Exercise objective: Gather every line of the entries that includes the word "this".

(Extracted data entries)
* start *
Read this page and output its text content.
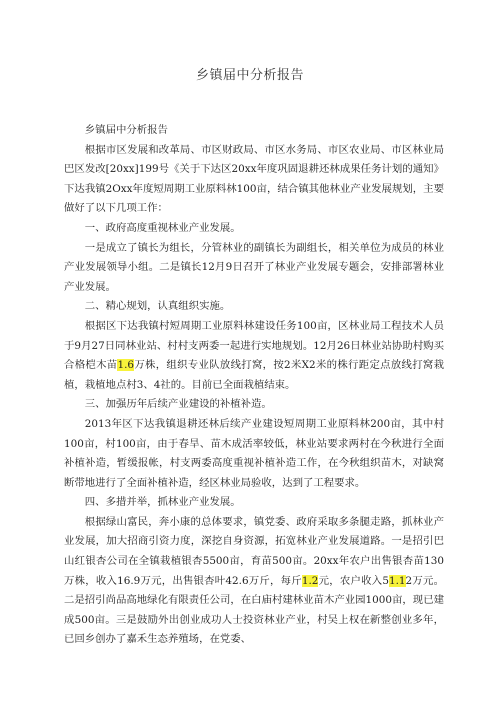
乡镇届中分析报告

乡镇届中分析报告

根据市区发展和改革局、市区财政局、市区水务局、市区农业局、市区林业局巴区发改[20xx]199号《关于下达区20xx年度巩固退耕还林成果任务计划的通知》下达我镇2Oxx年度短周期工业原料林100亩，结合镇其他林业产业发展规划，主要做好了以下几项工作：

一、政府高度重视林业产业发展。

一是成立了镇长为组长，分管林业的副镇长为副组长，相关单位为成员的林业产业发展领导小组。二是镇长12月9日召开了林业产业发展专题会，安排部署林业产业发展。

二、精心规划，认真组织实施。

根据区下达我镇村短周期工业原料林建设任务100亩，区林业局工程技术人员于9月27日同林业站、村村支两委一起进行实地规划。12月26日林业站协助村购买合格桤木苗1.6万株，组织专业队放线打窝，按2米X2米的株行距定点放线打窝栽植，栽植地点村3、4社的。目前已全面栽植结束。

三、加强历年后续产业建设的补植补造。

2013年区下达我镇退耕还林后续产业建设短周期工业原料林200亩，其中村100亩，村100亩，由于春旱、苗木成活率较低，林业站要求两村在今秋进行全面补植补造，暂缓报帐，村支两委高度重视补植补造工作，在今秋组织苗木，对缺窝断带地进行了全面补植补造，经区林业局验收，达到了工程要求。

四、多措并举，抓林业产业发展。

根据绿山富民，奔小康的总体要求，镇党委、政府采取多条腿走路，抓林业产业发展，加大招商引资力度，深挖自身资源，拓宽林业产业发展道路。一是招引巴山红银杏公司在全镇栽植银杏5500亩，育苗500亩。20xx年农户出售银杏苗130万株，收入16.9万元，出售银杏叶42.6万斤，每斤1.2元，农户收入51.12万元。二是招引尚品高地绿化有限责任公司，在白庙村建林业苗木产业园1000亩，现已建成500亩。三是鼓励外出创业成功人士投资林业产业，村吴上权在新整创业多年，已回乡创办了嘉禾生态养殖场，在党委、
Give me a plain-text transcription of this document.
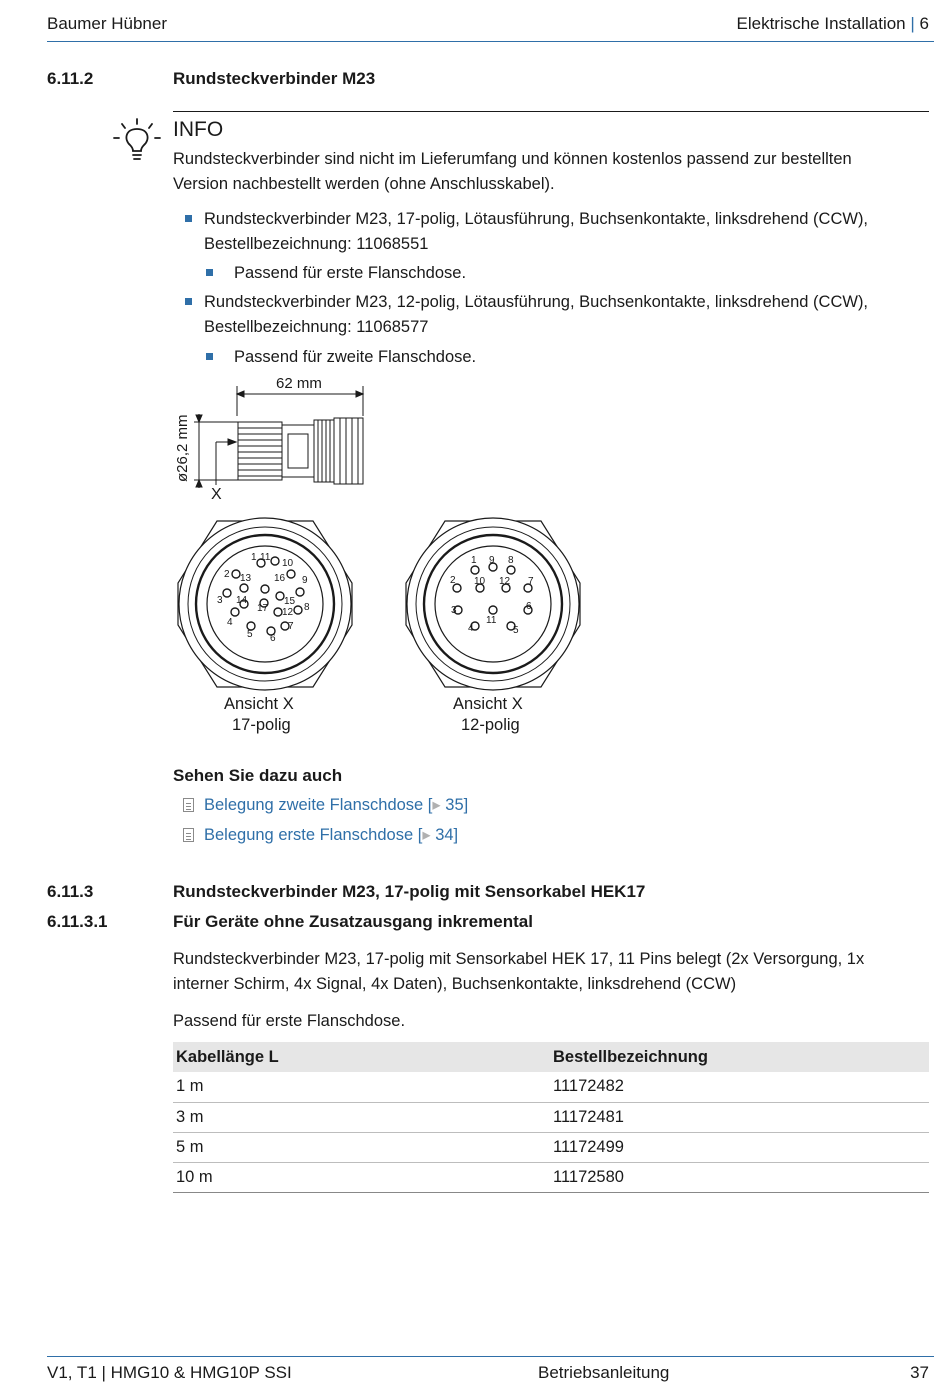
Baumer Hübner	Elektrische Installation | 6
6.11.2	Rundsteckverbinder M23
INFO
Rundsteckverbinder sind nicht im Lieferumfang und können kostenlos passend zur bestellten
Version nachbestellt werden (ohne Anschlusskabel).
Rundsteckverbinder M23, 17-polig, Lötausführung, Buchsenkontakte, linksdrehend (CCW),
Bestellbezeichnung: 11068551
Passend für erste Flanschdose.
Rundsteckverbinder M23, 12-polig, Lötausführung, Buchsenkontakte, linksdrehend (CCW),
Bestellbezeichnung: 11068577
Passend für zweite Flanschdose.
62 mm
ø26,2 mm
X
1
2
3
4
5 6
7
8
9
10
11
12
13
14	15
16
17
Ansicht X
17-polig
1
2
3
4	5
6
7
8
9
10
11
12
Ansicht X
12-polig
Sehen Sie dazu auch
Belegung zweite Flanschdose [▸ 35]
Belegung erste Flanschdose [▸ 34]
6.11.3	Rundsteckverbinder M23, 17-polig mit Sensorkabel HEK17
6.11.3.1	Für Geräte ohne Zusatzausgang inkremental
Rundsteckverbinder M23, 17-polig mit Sensorkabel HEK 17, 11 Pins belegt (2x Versorgung, 1x
interner Schirm, 4x Signal, 4x Daten), Buchsenkontakte, linksdrehend (CCW)
Passend für erste Flanschdose.
Kabellänge L	Bestellbezeichnung
1 m	11172482
3 m	11172481
5 m	11172499
10 m	11172580
V1, T1 | HMG10 & HMG10P SSI	Betriebsanleitung	37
* end *
Final result:
Read this page and output its text content.
Give me a plain-text transcription of this document.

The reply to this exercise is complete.